Short exercise: Return the listing below word for word.

[Collected data entries]
## Begin

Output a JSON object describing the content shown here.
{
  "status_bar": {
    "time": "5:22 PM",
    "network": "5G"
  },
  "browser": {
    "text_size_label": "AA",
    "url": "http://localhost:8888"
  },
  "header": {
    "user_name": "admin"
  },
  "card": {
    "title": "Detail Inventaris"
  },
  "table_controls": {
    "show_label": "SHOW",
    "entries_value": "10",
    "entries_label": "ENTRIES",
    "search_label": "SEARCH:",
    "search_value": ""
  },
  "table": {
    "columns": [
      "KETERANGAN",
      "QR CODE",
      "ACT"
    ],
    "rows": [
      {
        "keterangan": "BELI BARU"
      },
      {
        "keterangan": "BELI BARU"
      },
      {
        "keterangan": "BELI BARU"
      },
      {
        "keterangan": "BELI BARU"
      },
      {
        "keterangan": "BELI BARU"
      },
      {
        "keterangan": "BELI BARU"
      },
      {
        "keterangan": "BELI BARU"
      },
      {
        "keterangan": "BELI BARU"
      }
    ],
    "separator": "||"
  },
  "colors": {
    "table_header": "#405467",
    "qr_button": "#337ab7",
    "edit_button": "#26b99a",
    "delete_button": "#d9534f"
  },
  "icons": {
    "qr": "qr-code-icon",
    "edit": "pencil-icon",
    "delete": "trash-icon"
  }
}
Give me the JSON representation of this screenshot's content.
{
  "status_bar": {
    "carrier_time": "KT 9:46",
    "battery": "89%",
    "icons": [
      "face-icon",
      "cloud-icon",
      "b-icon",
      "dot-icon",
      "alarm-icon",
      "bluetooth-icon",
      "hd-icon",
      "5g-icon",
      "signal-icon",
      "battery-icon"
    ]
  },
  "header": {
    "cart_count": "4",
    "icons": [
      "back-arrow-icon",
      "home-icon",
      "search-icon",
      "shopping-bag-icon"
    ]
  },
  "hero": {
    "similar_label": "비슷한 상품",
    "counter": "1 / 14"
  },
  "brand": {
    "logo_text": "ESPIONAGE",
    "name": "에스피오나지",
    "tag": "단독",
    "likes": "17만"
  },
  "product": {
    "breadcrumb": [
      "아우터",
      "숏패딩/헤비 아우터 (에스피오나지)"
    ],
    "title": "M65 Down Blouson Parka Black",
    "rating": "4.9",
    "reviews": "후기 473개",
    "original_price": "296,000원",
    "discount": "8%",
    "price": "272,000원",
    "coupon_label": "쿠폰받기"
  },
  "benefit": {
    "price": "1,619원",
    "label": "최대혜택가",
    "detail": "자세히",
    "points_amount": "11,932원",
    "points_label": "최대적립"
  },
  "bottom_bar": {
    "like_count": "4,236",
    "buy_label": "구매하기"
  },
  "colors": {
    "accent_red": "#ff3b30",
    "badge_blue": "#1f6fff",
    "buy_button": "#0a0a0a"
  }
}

## End

Exercise result:
Output a JSON object describing the content shown here.
{
  "status_bar": {
    "time": "5:22 PM",
    "network": "5G"
  },
  "browser": {
    "text_size_label": "AA",
    "url": "http://localhost:8888"
  },
  "header": {
    "user_name": "admin"
  },
  "card": {
    "title": "Detail Inventaris"
  },
  "table_controls": {
    "show_label": "SHOW",
    "entries_value": "10",
    "entries_label": "ENTRIES",
    "search_label": "SEARCH:",
    "search_value": ""
  },
  "table": {
    "columns": [
      "KETERANGAN",
      "QR CODE",
      "ACT"
    ],
    "rows": [
      {
        "keterangan": "BELI BARU"
      },
      {
        "keterangan": "BELI BARU"
      },
      {
        "keterangan": "BELI BARU"
      },
      {
        "keterangan": "BELI BARU"
      },
      {
        "keterangan": "BELI BARU"
      },
      {
        "keterangan": "BELI BARU"
      },
      {
        "keterangan": "BELI BARU"
      },
      {
        "keterangan": "BELI BARU"
      }
    ],
    "separator": "||"
  },
  "colors": {
    "table_header": "#405467",
    "qr_button": "#337ab7",
    "edit_button": "#26b99a",
    "delete_button": "#d9534f"
  },
  "icons": {
    "qr": "qr-code-icon",
    "edit": "pencil-icon",
    "delete": "trash-icon"
  }
}
Give me the JSON representation of this screenshot's content.
{
  "status_bar": {
    "carrier_time": "KT 9:46",
    "battery": "89%",
    "icons": [
      "face-icon",
      "cloud-icon",
      "b-icon",
      "dot-icon",
      "alarm-icon",
      "bluetooth-icon",
      "hd-icon",
      "5g-icon",
      "signal-icon",
      "battery-icon"
    ]
  },
  "header": {
    "cart_count": "4",
    "icons": [
      "back-arrow-icon",
      "home-icon",
      "search-icon",
      "shopping-bag-icon"
    ]
  },
  "hero": {
    "similar_label": "비슷한 상품",
    "counter": "1 / 14"
  },
  "brand": {
    "logo_text": "ESPIONAGE",
    "name": "에스피오나지",
    "tag": "단독",
    "likes": "17만"
  },
  "product": {
    "breadcrumb": [
      "아우터",
      "숏패딩/헤비 아우터 (에스피오나지)"
    ],
    "title": "M65 Down Blouson Parka Black",
    "rating": "4.9",
    "reviews": "후기 473개",
    "original_price": "296,000원",
    "discount": "8%",
    "price": "272,000원",
    "coupon_label": "쿠폰받기"
  },
  "benefit": {
    "price": "1,619원",
    "label": "최대혜택가",
    "detail": "자세히",
    "points_amount": "11,932원",
    "points_label": "최대적립"
  },
  "bottom_bar": {
    "like_count": "4,236",
    "buy_label": "구매하기"
  },
  "colors": {
    "accent_red": "#ff3b30",
    "badge_blue": "#1f6fff",
    "buy_button": "#0a0a0a"
  }
}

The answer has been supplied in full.